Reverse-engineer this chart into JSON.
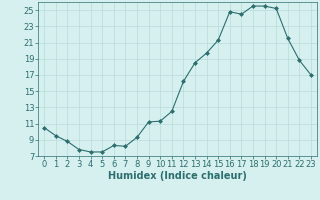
{
  "x": [
    0,
    1,
    2,
    3,
    4,
    5,
    6,
    7,
    8,
    9,
    10,
    11,
    12,
    13,
    14,
    15,
    16,
    17,
    18,
    19,
    20,
    21,
    22,
    23
  ],
  "y": [
    10.5,
    9.5,
    8.8,
    7.8,
    7.5,
    7.5,
    8.3,
    8.2,
    9.3,
    11.2,
    11.3,
    12.5,
    16.2,
    18.5,
    19.7,
    21.3,
    24.8,
    24.5,
    25.5,
    25.5,
    25.2,
    21.5,
    18.8,
    17.0
  ],
  "line_color": "#2d6e6e",
  "marker": "D",
  "marker_size": 2,
  "bg_color": "#d6f0ef",
  "grid_color": "#b8dada",
  "xlabel": "Humidex (Indice chaleur)",
  "xlabel_fontsize": 7,
  "tick_fontsize": 6,
  "xlim": [
    -0.5,
    23.5
  ],
  "ylim": [
    7,
    26
  ],
  "yticks": [
    7,
    9,
    11,
    13,
    15,
    17,
    19,
    21,
    23,
    25
  ],
  "xticks": [
    0,
    1,
    2,
    3,
    4,
    5,
    6,
    7,
    8,
    9,
    10,
    11,
    12,
    13,
    14,
    15,
    16,
    17,
    18,
    19,
    20,
    21,
    22,
    23
  ]
}
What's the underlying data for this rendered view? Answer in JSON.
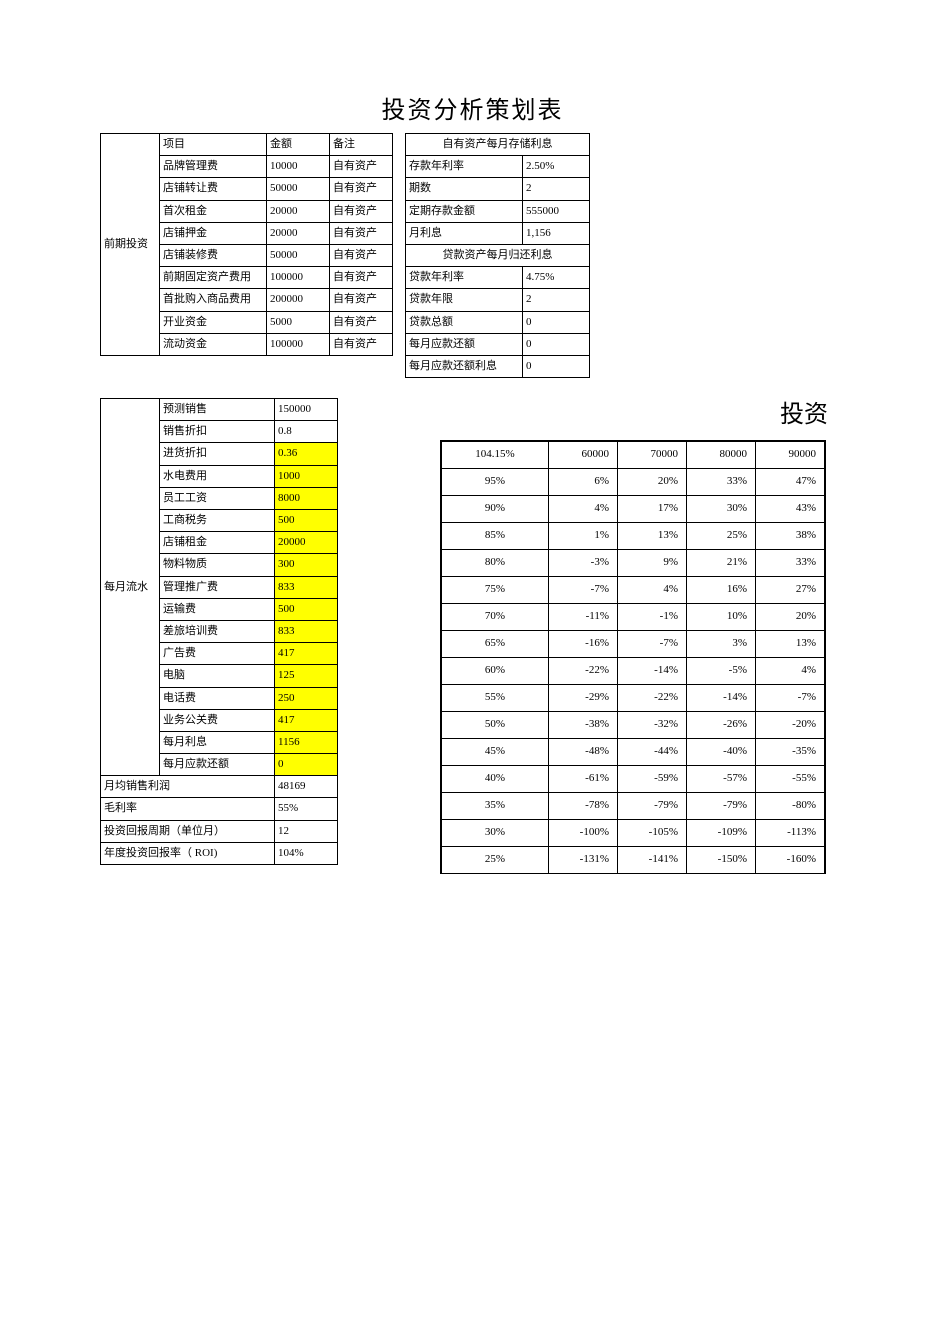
{
  "title": "投资分析策划表",
  "invest": {
    "section_label": "前期投资",
    "headers": {
      "item": "项目",
      "amount": "金额",
      "note": "备注"
    },
    "rows": [
      {
        "item": "品牌管理费",
        "amount": "10000",
        "note": "自有资产"
      },
      {
        "item": "店铺转让费",
        "amount": "50000",
        "note": "自有资产"
      },
      {
        "item": "首次租金",
        "amount": "20000",
        "note": "自有资产"
      },
      {
        "item": "店铺押金",
        "amount": "20000",
        "note": "自有资产"
      },
      {
        "item": "店铺装修费",
        "amount": "50000",
        "note": "自有资产"
      },
      {
        "item": "前期固定资产费用",
        "amount": "100000",
        "note": "自有资产"
      },
      {
        "item": "首批购入商品费用",
        "amount": "200000",
        "note": "自有资产"
      },
      {
        "item": "开业资金",
        "amount": "5000",
        "note": "自有资产"
      },
      {
        "item": "流动资金",
        "amount": "100000",
        "note": "自有资产"
      }
    ]
  },
  "savings": {
    "header": "自有资产每月存储利息",
    "rows": [
      {
        "k": "存款年利率",
        "v": "2.50%"
      },
      {
        "k": "期数",
        "v": "2"
      },
      {
        "k": "定期存款金额",
        "v": "555000"
      },
      {
        "k": "月利息",
        "v": "1,156"
      }
    ]
  },
  "loan": {
    "header": "贷款资产每月归还利息",
    "rows": [
      {
        "k": "贷款年利率",
        "v": "4.75%"
      },
      {
        "k": "贷款年限",
        "v": "2"
      },
      {
        "k": "贷款总额",
        "v": "0"
      },
      {
        "k": "每月应款还额",
        "v": "0"
      },
      {
        "k": "每月应款还额利息",
        "v": "0"
      }
    ]
  },
  "flow": {
    "section_label": "每月流水",
    "rows": [
      {
        "item": "预测销售",
        "val": "150000",
        "hl": false
      },
      {
        "item": "销售折扣",
        "val": "0.8",
        "hl": false
      },
      {
        "item": "进货折扣",
        "val": "0.36",
        "hl": true
      },
      {
        "item": "水电费用",
        "val": "1000",
        "hl": true
      },
      {
        "item": "员工工资",
        "val": "8000",
        "hl": true
      },
      {
        "item": "工商税务",
        "val": "500",
        "hl": true
      },
      {
        "item": "店铺租金",
        "val": "20000",
        "hl": true
      },
      {
        "item": "物料物质",
        "val": "300",
        "hl": true
      },
      {
        "item": "管理推广费",
        "val": "833",
        "hl": true
      },
      {
        "item": "运输费",
        "val": "500",
        "hl": true
      },
      {
        "item": "差旅培训费",
        "val": "833",
        "hl": true
      },
      {
        "item": "广告费",
        "val": "417",
        "hl": true
      },
      {
        "item": "电脑",
        "val": "125",
        "hl": true
      },
      {
        "item": "电话费",
        "val": "250",
        "hl": true
      },
      {
        "item": "业务公关费",
        "val": "417",
        "hl": true
      },
      {
        "item": "每月利息",
        "val": "1156",
        "hl": true
      },
      {
        "item": "每月应款还额",
        "val": "0",
        "hl": true
      }
    ],
    "summary": [
      {
        "k": "月均销售利润",
        "v": "48169"
      },
      {
        "k": "毛利率",
        "v": "55%"
      },
      {
        "k": "投资回报周期（单位月）",
        "v": "12"
      },
      {
        "k": "年度投资回报率（ ROI)",
        "v": "104%"
      }
    ]
  },
  "roi": {
    "title": "投资",
    "col_headers": [
      "104.15%",
      "60000",
      "70000",
      "80000",
      "90000"
    ],
    "rows": [
      [
        "95%",
        "6%",
        "20%",
        "33%",
        "47%"
      ],
      [
        "90%",
        "4%",
        "17%",
        "30%",
        "43%"
      ],
      [
        "85%",
        "1%",
        "13%",
        "25%",
        "38%"
      ],
      [
        "80%",
        "-3%",
        "9%",
        "21%",
        "33%"
      ],
      [
        "75%",
        "-7%",
        "4%",
        "16%",
        "27%"
      ],
      [
        "70%",
        "-11%",
        "-1%",
        "10%",
        "20%"
      ],
      [
        "65%",
        "-16%",
        "-7%",
        "3%",
        "13%"
      ],
      [
        "60%",
        "-22%",
        "-14%",
        "-5%",
        "4%"
      ],
      [
        "55%",
        "-29%",
        "-22%",
        "-14%",
        "-7%"
      ],
      [
        "50%",
        "-38%",
        "-32%",
        "-26%",
        "-20%"
      ],
      [
        "45%",
        "-48%",
        "-44%",
        "-40%",
        "-35%"
      ],
      [
        "40%",
        "-61%",
        "-59%",
        "-57%",
        "-55%"
      ],
      [
        "35%",
        "-78%",
        "-79%",
        "-79%",
        "-80%"
      ],
      [
        "30%",
        "-100%",
        "-105%",
        "-109%",
        "-113%"
      ],
      [
        "25%",
        "-131%",
        "-141%",
        "-150%",
        "-160%"
      ]
    ]
  },
  "colors": {
    "highlight": "#ffff00",
    "border": "#000000",
    "bg": "#ffffff",
    "text": "#000000"
  },
  "typography": {
    "title_fontsize": 24,
    "body_fontsize": 11,
    "font_family": "SimSun"
  }
}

──────

Directions: Leave every image out, and retype the material exactly.

Response for this exercise:
Reverse-engineer this chart into JSON.
{
  "x": [
    0,
    1,
    2,
    3,
    4,
    5,
    6,
    7,
    8,
    9,
    10,
    11,
    12,
    13,
    14,
    15,
    16,
    17,
    18,
    19,
    20,
    21,
    22,
    23
  ],
  "y": [
    10.5,
    9.5,
    8.8,
    7.8,
    7.5,
    7.5,
    8.3,
    8.2,
    9.3,
    11.2,
    11.3,
    12.5,
    16.2,
    18.5,
    19.7,
    21.3,
    24.8,
    24.5,
    25.5,
    25.5,
    25.2,
    21.5,
    18.8,
    17.0
  ],
  "line_color": "#2d6e6e",
  "marker": "D",
  "marker_size": 2,
  "bg_color": "#d6f0ef",
  "grid_color": "#b8dada",
  "xlabel": "Humidex (Indice chaleur)",
  "xlabel_fontsize": 7,
  "tick_fontsize": 6,
  "xlim": [
    -0.5,
    23.5
  ],
  "ylim": [
    7,
    26
  ],
  "yticks": [
    7,
    9,
    11,
    13,
    15,
    17,
    19,
    21,
    23,
    25
  ],
  "xticks": [
    0,
    1,
    2,
    3,
    4,
    5,
    6,
    7,
    8,
    9,
    10,
    11,
    12,
    13,
    14,
    15,
    16,
    17,
    18,
    19,
    20,
    21,
    22,
    23
  ]
}
What's the underlying data for this rendered view? Answer in JSON.
{
  "title": "投资分析策划表",
  "invest": {
    "section_label": "前期投资",
    "headers": {
      "item": "项目",
      "amount": "金额",
      "note": "备注"
    },
    "rows": [
      {
        "item": "品牌管理费",
        "amount": "10000",
        "note": "自有资产"
      },
      {
        "item": "店铺转让费",
        "amount": "50000",
        "note": "自有资产"
      },
      {
        "item": "首次租金",
        "amount": "20000",
        "note": "自有资产"
      },
      {
        "item": "店铺押金",
        "amount": "20000",
        "note": "自有资产"
      },
      {
        "item": "店铺装修费",
        "amount": "50000",
        "note": "自有资产"
      },
      {
        "item": "前期固定资产费用",
        "amount": "100000",
        "note": "自有资产"
      },
      {
        "item": "首批购入商品费用",
        "amount": "200000",
        "note": "自有资产"
      },
      {
        "item": "开业资金",
        "amount": "5000",
        "note": "自有资产"
      },
      {
        "item": "流动资金",
        "amount": "100000",
        "note": "自有资产"
      }
    ]
  },
  "savings": {
    "header": "自有资产每月存储利息",
    "rows": [
      {
        "k": "存款年利率",
        "v": "2.50%"
      },
      {
        "k": "期数",
        "v": "2"
      },
      {
        "k": "定期存款金额",
        "v": "555000"
      },
      {
        "k": "月利息",
        "v": "1,156"
      }
    ]
  },
  "loan": {
    "header": "贷款资产每月归还利息",
    "rows": [
      {
        "k": "贷款年利率",
        "v": "4.75%"
      },
      {
        "k": "贷款年限",
        "v": "2"
      },
      {
        "k": "贷款总额",
        "v": "0"
      },
      {
        "k": "每月应款还额",
        "v": "0"
      },
      {
        "k": "每月应款还额利息",
        "v": "0"
      }
    ]
  },
  "flow": {
    "section_label": "每月流水",
    "rows": [
      {
        "item": "预测销售",
        "val": "150000",
        "hl": false
      },
      {
        "item": "销售折扣",
        "val": "0.8",
        "hl": false
      },
      {
        "item": "进货折扣",
        "val": "0.36",
        "hl": true
      },
      {
        "item": "水电费用",
        "val": "1000",
        "hl": true
      },
      {
        "item": "员工工资",
        "val": "8000",
        "hl": true
      },
      {
        "item": "工商税务",
        "val": "500",
        "hl": true
      },
      {
        "item": "店铺租金",
        "val": "20000",
        "hl": true
      },
      {
        "item": "物料物质",
        "val": "300",
        "hl": true
      },
      {
        "item": "管理推广费",
        "val": "833",
        "hl": true
      },
      {
        "item": "运输费",
        "val": "500",
        "hl": true
      },
      {
        "item": "差旅培训费",
        "val": "833",
        "hl": true
      },
      {
        "item": "广告费",
        "val": "417",
        "hl": true
      },
      {
        "item": "电脑",
        "val": "125",
        "hl": true
      },
      {
        "item": "电话费",
        "val": "250",
        "hl": true
      },
      {
        "item": "业务公关费",
        "val": "417",
        "hl": true
      },
      {
        "item": "每月利息",
        "val": "1156",
        "hl": true
      },
      {
        "item": "每月应款还额",
        "val": "0",
        "hl": true
      }
    ],
    "summary": [
      {
        "k": "月均销售利润",
        "v": "48169"
      },
      {
        "k": "毛利率",
        "v": "55%"
      },
      {
        "k": "投资回报周期（单位月）",
        "v": "12"
      },
      {
        "k": "年度投资回报率（ ROI)",
        "v": "104%"
      }
    ]
  },
  "roi": {
    "title": "投资",
    "col_headers": [
      "104.15%",
      "60000",
      "70000",
      "80000",
      "90000"
    ],
    "rows": [
      [
        "95%",
        "6%",
        "20%",
        "33%",
        "47%"
      ],
      [
        "90%",
        "4%",
        "17%",
        "30%",
        "43%"
      ],
      [
        "85%",
        "1%",
        "13%",
        "25%",
        "38%"
      ],
      [
        "80%",
        "-3%",
        "9%",
        "21%",
        "33%"
      ],
      [
        "75%",
        "-7%",
        "4%",
        "16%",
        "27%"
      ],
      [
        "70%",
        "-11%",
        "-1%",
        "10%",
        "20%"
      ],
      [
        "65%",
        "-16%",
        "-7%",
        "3%",
        "13%"
      ],
      [
        "60%",
        "-22%",
        "-14%",
        "-5%",
        "4%"
      ],
      [
        "55%",
        "-29%",
        "-22%",
        "-14%",
        "-7%"
      ],
      [
        "50%",
        "-38%",
        "-32%",
        "-26%",
        "-20%"
      ],
      [
        "45%",
        "-48%",
        "-44%",
        "-40%",
        "-35%"
      ],
      [
        "40%",
        "-61%",
        "-59%",
        "-57%",
        "-55%"
      ],
      [
        "35%",
        "-78%",
        "-79%",
        "-79%",
        "-80%"
      ],
      [
        "30%",
        "-100%",
        "-105%",
        "-109%",
        "-113%"
      ],
      [
        "25%",
        "-131%",
        "-141%",
        "-150%",
        "-160%"
      ]
    ]
  },
  "colors": {
    "highlight": "#ffff00",
    "border": "#000000",
    "bg": "#ffffff",
    "text": "#000000"
  },
  "typography": {
    "title_fontsize": 24,
    "body_fontsize": 11,
    "font_family": "SimSun"
  }
}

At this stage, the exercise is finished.